• Given request
Copy out all lines in the data below containing the string "correspondence".

• Stored records

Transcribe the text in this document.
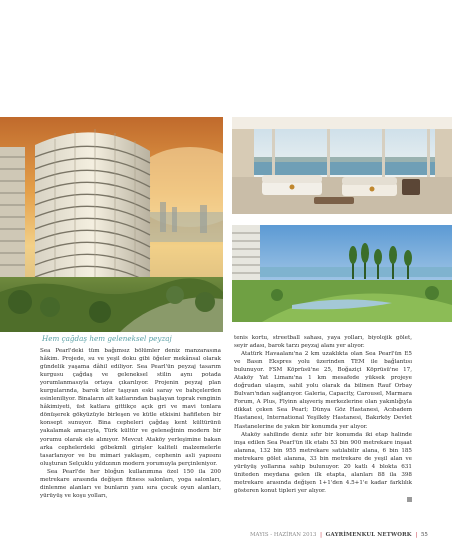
Hem çağdaş hem geleneksel peyzaj

Sea Pearl'deki tüm bağımsız bölümler deniz manzarasına hâkim. Projede, su ve yeşil doku gibi öğeler mekânsal olarak gündelik yaşama dâhil ediliyor. Sea Pearl'ün peyzaj tasarım kurgusu çağdaş ve geleneksel stilin aynı potada yorumlanmasıyla ortaya çıkarılıyor. Projenin peyzaj plan kurgularında, barok izler taşıyan eski saray ve bahçelerden esinleniliyor. Binaların alt katlarından başlayan toprak renginin hâkimiyeti, üst katlara gittikçe açık gri ve mavi tonlara dönüşerek gökyüzüyle birleşen ve kütle etkisini hafifleten bir konsept sunuyor. Bina cepheleri çağdaş kent kültürünü yakalamak amacıyla, Türk kültür ve geleneğinin modern bir yorumu olarak ele alınıyor. Mevcut Ataköy yerleşimine bakan arka cephelerdeki göbekmli girişler kaliteli malzemelerle tasarlanıyor ve bu mimari yaklaşım, cephenin asli yapısını oluşturan Selçuklu yıldızının modern yorumuyla perçinleniyor.

Sea Pearl'de her bloğun kullanımına özel 150 ila 200 metrekare arasında değişen fitness salonları, yoga salonları, dinlenme alanları ve bunların yanı sıra çocuk oyun alanları, yürüyüş ve koşu yolları,

tenis kortu, streetball sahası, yaya yolları, biyolojik gölet, seyir adası, barok tarzı peyzaj alanı yer alıyor.

Atatürk Havaalanı'na 2 km uzaklıkta olan Sea Pearl'ün E5 ve Basın Ekspres yolu üzerinden TEM ile bağlantısı bulunuyor. FSM Köprüsü'ne 25, Boğaziçi Köprüsü'ne 17, Ataköy Yat Limanı'na 1 km mesafede yüksek projeye doğrudan ulaşım, sahil yolu olarak da bilinen Rauf Orbay Bulvarı'ndan sağlanıyor. Galeria, Capacity, Carousel, Marmara Forum, A Plus, Flyinn alışveriş merkezlerine olan yakınlığıyla dikkat çeken Sea Pearl; Dünya Göz Hastanesi, Acıbadem Hastanesi, International Yeşilköy Hastanesi, Bakırköy Devlet Hastanelerine de yakın bir konumda yer alıyor.

Ataköy sahilinde deniz sıfır bir konumda iki etap halinde inşa edilen Sea Pearl'ün ilk etabı 53 bin 900 metrekare inşaat alanına, 132 bin 955 metrekare satılabilir alana, 6 bin 185 metrekare gölet alanına, 33 bin metrekare de yeşil alan ve yürüyüş yollarına sahip bulunuyor. 20 katlı 4 blokta 631 üniteden meydana gelen ilk etapta, alanları 88 ila 398 metrekare arasında değişen 1+1'den 4.5+1'e kadar farklılık gösteren konut tipleri yer alıyor.

MAYIS - HAZİRAN 2013 | GAYRİMENKUL NETWORK | 55
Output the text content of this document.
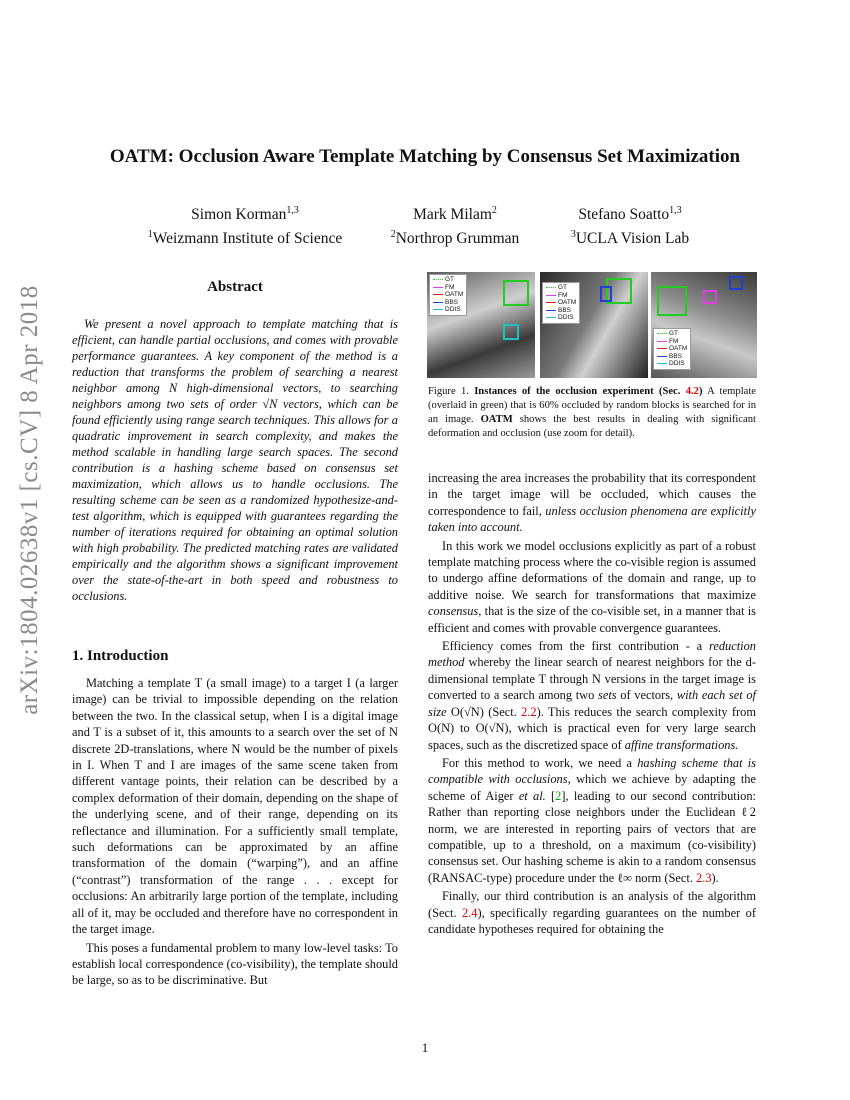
arXiv:1804.02638v1 [cs.CV] 8 Apr 2018
OATM: Occlusion Aware Template Matching by Consensus Set Maximization
Simon Korman$^{1,3}$
$^1$Weizmann Institute of Science
Mark Milam$^2$
$^2$Northrop Grumman
Stefano Soatto$^{1,3}$
$^3$UCLA Vision Lab
Abstract

We present a novel approach to template matching that is efficient, can handle partial occlusions, and comes with provable performance guarantees. A key component of the method is a reduction that transforms the problem of searching a nearest neighbor among N high-dimensional vectors, to searching neighbors among two sets of order √N vectors, which can be found efficiently using range search techniques. This allows for a quadratic improvement in search complexity, and makes the method scalable in handling large search spaces. The second contribution is a hashing scheme based on consensus set maximization, which allows us to handle occlusions. The resulting scheme can be seen as a randomized hypothesize-and-test algorithm, which is equipped with guarantees regarding the number of iterations required for obtaining an optimal solution with high probability. The predicted matching rates are validated empirically and the algorithm shows a significant improvement over the state-of-the-art in both speed and robustness to occlusions.

1. Introduction

Matching a template T (a small image) to a target I (a larger image) can be trivial to impossible depending on the relation between the two. In the classical setup, when I is a digital image and T is a subset of it, this amounts to a search over the set of N discrete 2D-translations, where N would be the number of pixels in I. When T and I are images of the same scene taken from different vantage points, their relation can be described by a complex deformation of their domain, depending on the shape of the underlying scene, and of their range, depending on its reflectance and illumination. For a sufficiently small template, such deformations can be approximated by an affine transformation of the domain (“warping”), and an affine (“contrast”) transformation of the range . . . except for occlusions: An arbitrarily large portion of the template, including all of it, may be occluded and therefore have no correspondent in the target image.

This poses a fundamental problem to many low-level tasks: To establish local correspondence (co-visibility), the template should be large, so as to be discriminative. But

GT
FM
OATM
BBS
DDIS
GT
FM
OATM
BBS
DDIS
GT
FM
OATM
BBS
DDIS
Figure 1. Instances of the occlusion experiment (Sec. 4.2) A template (overlaid in green) that is 60% occluded by random blocks is searched for in an image. OATM shows the best results in dealing with significant deformation and occlusion (use zoom for detail).

increasing the area increases the probability that its correspondent in the target image will be occluded, which causes the correspondence to fail, unless occlusion phenomena are explicitly taken into account.

In this work we model occlusions explicitly as part of a robust template matching process where the co-visible region is assumed to undergo affine deformations of the domain and range, up to additive noise. We search for transformations that maximize consensus, that is the size of the co-visible set, in a manner that is efficient and comes with provable convergence guarantees.

Efficiency comes from the first contribution - a reduction method whereby the linear search of nearest neighbors for the d-dimensional template T through N versions in the target image is converted to a search among two sets of vectors, with each set of size O(√N) (Sect. 2.2). This reduces the search complexity from O(N) to O(√N), which is practical even for very large search spaces, such as the discretized space of affine transformations.

For this method to work, we need a hashing scheme that is compatible with occlusions, which we achieve by adapting the scheme of Aiger et al. [2], leading to our second contribution: Rather than reporting close neighbors under the Euclidean ℓ2 norm, we are interested in reporting pairs of vectors that are compatible, up to a threshold, on a maximum (co-visibility) consensus set. Our hashing scheme is akin to a random consensus (RANSAC-type) procedure under the ℓ∞ norm (Sect. 2.3).

Finally, our third contribution is an analysis of the algorithm (Sect. 2.4), specifically regarding guarantees on the number of candidate hypotheses required for obtaining the

1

• In response
This poses a fundamental problem to many low-level tasks: To establish local correspondence (co-visibility), the template should be large, so as to be discriminative. But
increasing the area increases the probability that its correspondent in the target image will be occluded, which causes the correspondence to fail, unless occlusion phenomena are explicitly taken into account.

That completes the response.